#### EXERCISE INSTRUCTIONS:
Return each line of the material verbatim.

#### EXCERPTED DATA:
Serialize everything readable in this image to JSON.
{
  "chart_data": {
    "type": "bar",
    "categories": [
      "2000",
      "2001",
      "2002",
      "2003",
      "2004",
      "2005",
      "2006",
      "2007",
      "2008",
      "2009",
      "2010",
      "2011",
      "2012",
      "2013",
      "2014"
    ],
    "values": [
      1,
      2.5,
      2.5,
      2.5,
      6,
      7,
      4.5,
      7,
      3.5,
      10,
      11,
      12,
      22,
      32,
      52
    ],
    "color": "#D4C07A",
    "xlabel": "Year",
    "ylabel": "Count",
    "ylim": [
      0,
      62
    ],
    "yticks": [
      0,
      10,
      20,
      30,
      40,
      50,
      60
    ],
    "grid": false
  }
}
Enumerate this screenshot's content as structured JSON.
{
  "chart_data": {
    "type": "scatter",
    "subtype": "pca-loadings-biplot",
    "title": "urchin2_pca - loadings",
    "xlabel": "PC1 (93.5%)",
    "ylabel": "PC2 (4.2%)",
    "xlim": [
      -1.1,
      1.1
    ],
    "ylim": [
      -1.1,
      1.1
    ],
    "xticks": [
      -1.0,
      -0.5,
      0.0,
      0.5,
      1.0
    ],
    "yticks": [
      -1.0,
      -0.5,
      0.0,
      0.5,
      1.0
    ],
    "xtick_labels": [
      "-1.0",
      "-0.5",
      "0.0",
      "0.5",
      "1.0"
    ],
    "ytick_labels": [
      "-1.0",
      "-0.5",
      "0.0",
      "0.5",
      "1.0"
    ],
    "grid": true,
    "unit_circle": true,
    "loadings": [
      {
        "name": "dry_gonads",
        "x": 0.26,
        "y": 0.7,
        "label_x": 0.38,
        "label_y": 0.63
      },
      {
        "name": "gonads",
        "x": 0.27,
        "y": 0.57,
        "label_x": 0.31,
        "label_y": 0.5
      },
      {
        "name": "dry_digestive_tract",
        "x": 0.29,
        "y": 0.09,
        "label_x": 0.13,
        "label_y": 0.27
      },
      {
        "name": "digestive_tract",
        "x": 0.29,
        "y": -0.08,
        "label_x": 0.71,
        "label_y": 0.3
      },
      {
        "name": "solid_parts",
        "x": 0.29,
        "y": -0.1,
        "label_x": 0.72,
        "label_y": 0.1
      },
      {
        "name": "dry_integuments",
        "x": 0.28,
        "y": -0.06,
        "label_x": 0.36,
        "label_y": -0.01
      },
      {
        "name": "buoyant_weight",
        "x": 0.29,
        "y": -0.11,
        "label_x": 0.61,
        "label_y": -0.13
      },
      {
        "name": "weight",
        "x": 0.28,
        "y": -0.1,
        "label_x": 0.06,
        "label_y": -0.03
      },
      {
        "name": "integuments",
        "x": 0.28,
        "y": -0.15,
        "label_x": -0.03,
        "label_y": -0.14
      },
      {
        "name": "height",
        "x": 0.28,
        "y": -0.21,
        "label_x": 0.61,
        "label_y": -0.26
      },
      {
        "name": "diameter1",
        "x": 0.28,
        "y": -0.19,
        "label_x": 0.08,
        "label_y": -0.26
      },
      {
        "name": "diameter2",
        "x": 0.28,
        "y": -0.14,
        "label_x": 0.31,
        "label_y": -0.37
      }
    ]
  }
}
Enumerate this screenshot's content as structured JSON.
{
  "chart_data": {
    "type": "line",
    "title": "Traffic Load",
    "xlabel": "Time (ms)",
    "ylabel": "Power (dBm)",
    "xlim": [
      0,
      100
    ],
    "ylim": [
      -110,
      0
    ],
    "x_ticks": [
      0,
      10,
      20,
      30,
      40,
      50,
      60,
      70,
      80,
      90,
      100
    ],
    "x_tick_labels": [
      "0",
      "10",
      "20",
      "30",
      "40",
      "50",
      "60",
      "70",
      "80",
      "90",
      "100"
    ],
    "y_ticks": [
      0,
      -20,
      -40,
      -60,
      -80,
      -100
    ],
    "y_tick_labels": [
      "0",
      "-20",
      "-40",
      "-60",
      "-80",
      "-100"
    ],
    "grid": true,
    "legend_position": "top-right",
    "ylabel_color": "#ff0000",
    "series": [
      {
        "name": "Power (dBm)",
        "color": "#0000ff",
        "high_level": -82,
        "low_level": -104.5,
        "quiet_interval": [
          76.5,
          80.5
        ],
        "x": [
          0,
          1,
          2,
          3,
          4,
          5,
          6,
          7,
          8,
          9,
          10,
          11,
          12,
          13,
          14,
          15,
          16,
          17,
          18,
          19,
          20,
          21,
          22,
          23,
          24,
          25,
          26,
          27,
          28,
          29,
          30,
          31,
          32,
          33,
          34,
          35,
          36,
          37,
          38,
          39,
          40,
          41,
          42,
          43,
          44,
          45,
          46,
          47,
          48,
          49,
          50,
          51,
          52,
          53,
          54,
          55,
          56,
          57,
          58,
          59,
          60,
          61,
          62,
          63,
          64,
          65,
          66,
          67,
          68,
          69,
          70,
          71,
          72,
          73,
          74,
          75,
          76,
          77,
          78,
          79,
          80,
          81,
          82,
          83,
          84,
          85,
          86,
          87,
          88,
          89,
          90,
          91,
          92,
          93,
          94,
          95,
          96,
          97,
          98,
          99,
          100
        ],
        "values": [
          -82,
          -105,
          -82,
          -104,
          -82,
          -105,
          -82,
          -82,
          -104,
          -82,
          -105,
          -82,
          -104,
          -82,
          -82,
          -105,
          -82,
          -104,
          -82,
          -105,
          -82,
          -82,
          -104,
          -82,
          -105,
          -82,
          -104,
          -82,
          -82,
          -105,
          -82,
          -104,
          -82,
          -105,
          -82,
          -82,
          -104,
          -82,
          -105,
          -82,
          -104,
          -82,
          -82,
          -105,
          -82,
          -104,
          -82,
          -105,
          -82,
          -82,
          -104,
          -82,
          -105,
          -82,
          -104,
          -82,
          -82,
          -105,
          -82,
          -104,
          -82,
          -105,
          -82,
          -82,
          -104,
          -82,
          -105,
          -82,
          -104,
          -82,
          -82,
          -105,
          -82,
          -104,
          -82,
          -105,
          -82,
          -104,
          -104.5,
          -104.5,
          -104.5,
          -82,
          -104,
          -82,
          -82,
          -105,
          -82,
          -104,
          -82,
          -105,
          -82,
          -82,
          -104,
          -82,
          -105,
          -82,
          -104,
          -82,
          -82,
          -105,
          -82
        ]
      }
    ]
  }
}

#### SOLUTION TO THIS EXERCISE:
Serialize everything readable in this image to JSON.
{
  "chart_data": {
    "type": "bar",
    "categories": [
      "2000",
      "2001",
      "2002",
      "2003",
      "2004",
      "2005",
      "2006",
      "2007",
      "2008",
      "2009",
      "2010",
      "2011",
      "2012",
      "2013",
      "2014"
    ],
    "values": [
      1,
      2.5,
      2.5,
      2.5,
      6,
      7,
      4.5,
      7,
      3.5,
      10,
      11,
      12,
      22,
      32,
      52
    ],
    "color": "#D4C07A",
    "xlabel": "Year",
    "ylabel": "Count",
    "ylim": [
      0,
      62
    ],
    "yticks": [
      0,
      10,
      20,
      30,
      40,
      50,
      60
    ],
    "grid": false
  }
}
Enumerate this screenshot's content as structured JSON.
{
  "chart_data": {
    "type": "scatter",
    "subtype": "pca-loadings-biplot",
    "title": "urchin2_pca - loadings",
    "xlabel": "PC1 (93.5%)",
    "ylabel": "PC2 (4.2%)",
    "xlim": [
      -1.1,
      1.1
    ],
    "ylim": [
      -1.1,
      1.1
    ],
    "xticks": [
      -1.0,
      -0.5,
      0.0,
      0.5,
      1.0
    ],
    "yticks": [
      -1.0,
      -0.5,
      0.0,
      0.5,
      1.0
    ],
    "xtick_labels": [
      "-1.0",
      "-0.5",
      "0.0",
      "0.5",
      "1.0"
    ],
    "ytick_labels": [
      "-1.0",
      "-0.5",
      "0.0",
      "0.5",
      "1.0"
    ],
    "grid": true,
    "unit_circle": true,
    "loadings": [
      {
        "name": "dry_gonads",
        "x": 0.26,
        "y": 0.7,
        "label_x": 0.38,
        "label_y": 0.63
      },
      {
        "name": "gonads",
        "x": 0.27,
        "y": 0.57,
        "label_x": 0.31,
        "label_y": 0.5
      },
      {
        "name": "dry_digestive_tract",
        "x": 0.29,
        "y": 0.09,
        "label_x": 0.13,
        "label_y": 0.27
      },
      {
        "name": "digestive_tract",
        "x": 0.29,
        "y": -0.08,
        "label_x": 0.71,
        "label_y": 0.3
      },
      {
        "name": "solid_parts",
        "x": 0.29,
        "y": -0.1,
        "label_x": 0.72,
        "label_y": 0.1
      },
      {
        "name": "dry_integuments",
        "x": 0.28,
        "y": -0.06,
        "label_x": 0.36,
        "label_y": -0.01
      },
      {
        "name": "buoyant_weight",
        "x": 0.29,
        "y": -0.11,
        "label_x": 0.61,
        "label_y": -0.13
      },
      {
        "name": "weight",
        "x": 0.28,
        "y": -0.1,
        "label_x": 0.06,
        "label_y": -0.03
      },
      {
        "name": "integuments",
        "x": 0.28,
        "y": -0.15,
        "label_x": -0.03,
        "label_y": -0.14
      },
      {
        "name": "height",
        "x": 0.28,
        "y": -0.21,
        "label_x": 0.61,
        "label_y": -0.26
      },
      {
        "name": "diameter1",
        "x": 0.28,
        "y": -0.19,
        "label_x": 0.08,
        "label_y": -0.26
      },
      {
        "name": "diameter2",
        "x": 0.28,
        "y": -0.14,
        "label_x": 0.31,
        "label_y": -0.37
      }
    ]
  }
}
Enumerate this screenshot's content as structured JSON.
{
  "chart_data": {
    "type": "line",
    "title": "Traffic Load",
    "xlabel": "Time (ms)",
    "ylabel": "Power (dBm)",
    "xlim": [
      0,
      100
    ],
    "ylim": [
      -110,
      0
    ],
    "x_ticks": [
      0,
      10,
      20,
      30,
      40,
      50,
      60,
      70,
      80,
      90,
      100
    ],
    "x_tick_labels": [
      "0",
      "10",
      "20",
      "30",
      "40",
      "50",
      "60",
      "70",
      "80",
      "90",
      "100"
    ],
    "y_ticks": [
      0,
      -20,
      -40,
      -60,
      -80,
      -100
    ],
    "y_tick_labels": [
      "0",
      "-20",
      "-40",
      "-60",
      "-80",
      "-100"
    ],
    "grid": true,
    "legend_position": "top-right",
    "ylabel_color": "#ff0000",
    "series": [
      {
        "name": "Power (dBm)",
        "color": "#0000ff",
        "high_level": -82,
        "low_level": -104.5,
        "quiet_interval": [
          76.5,
          80.5
        ],
        "x": [
          0,
          1,
          2,
          3,
          4,
          5,
          6,
          7,
          8,
          9,
          10,
          11,
          12,
          13,
          14,
          15,
          16,
          17,
          18,
          19,
          20,
          21,
          22,
          23,
          24,
          25,
          26,
          27,
          28,
          29,
          30,
          31,
          32,
          33,
          34,
          35,
          36,
          37,
          38,
          39,
          40,
          41,
          42,
          43,
          44,
          45,
          46,
          47,
          48,
          49,
          50,
          51,
          52,
          53,
          54,
          55,
          56,
          57,
          58,
          59,
          60,
          61,
          62,
          63,
          64,
          65,
          66,
          67,
          68,
          69,
          70,
          71,
          72,
          73,
          74,
          75,
          76,
          77,
          78,
          79,
          80,
          81,
          82,
          83,
          84,
          85,
          86,
          87,
          88,
          89,
          90,
          91,
          92,
          93,
          94,
          95,
          96,
          97,
          98,
          99,
          100
        ],
        "values": [
          -82,
          -105,
          -82,
          -104,
          -82,
          -105,
          -82,
          -82,
          -104,
          -82,
          -105,
          -82,
          -104,
          -82,
          -82,
          -105,
          -82,
          -104,
          -82,
          -105,
          -82,
          -82,
          -104,
          -82,
          -105,
          -82,
          -104,
          -82,
          -82,
          -105,
          -82,
          -104,
          -82,
          -105,
          -82,
          -82,
          -104,
          -82,
          -105,
          -82,
          -104,
          -82,
          -82,
          -105,
          -82,
          -104,
          -82,
          -105,
          -82,
          -82,
          -104,
          -82,
          -105,
          -82,
          -104,
          -82,
          -82,
          -105,
          -82,
          -104,
          -82,
          -105,
          -82,
          -82,
          -104,
          -82,
          -105,
          -82,
          -104,
          -82,
          -82,
          -105,
          -82,
          -104,
          -82,
          -105,
          -82,
          -104,
          -104.5,
          -104.5,
          -104.5,
          -82,
          -104,
          -82,
          -82,
          -105,
          -82,
          -104,
          -82,
          -105,
          -82,
          -82,
          -104,
          -82,
          -105,
          -82,
          -104,
          -82,
          -82,
          -105,
          -82
        ]
      }
    ]
  }
}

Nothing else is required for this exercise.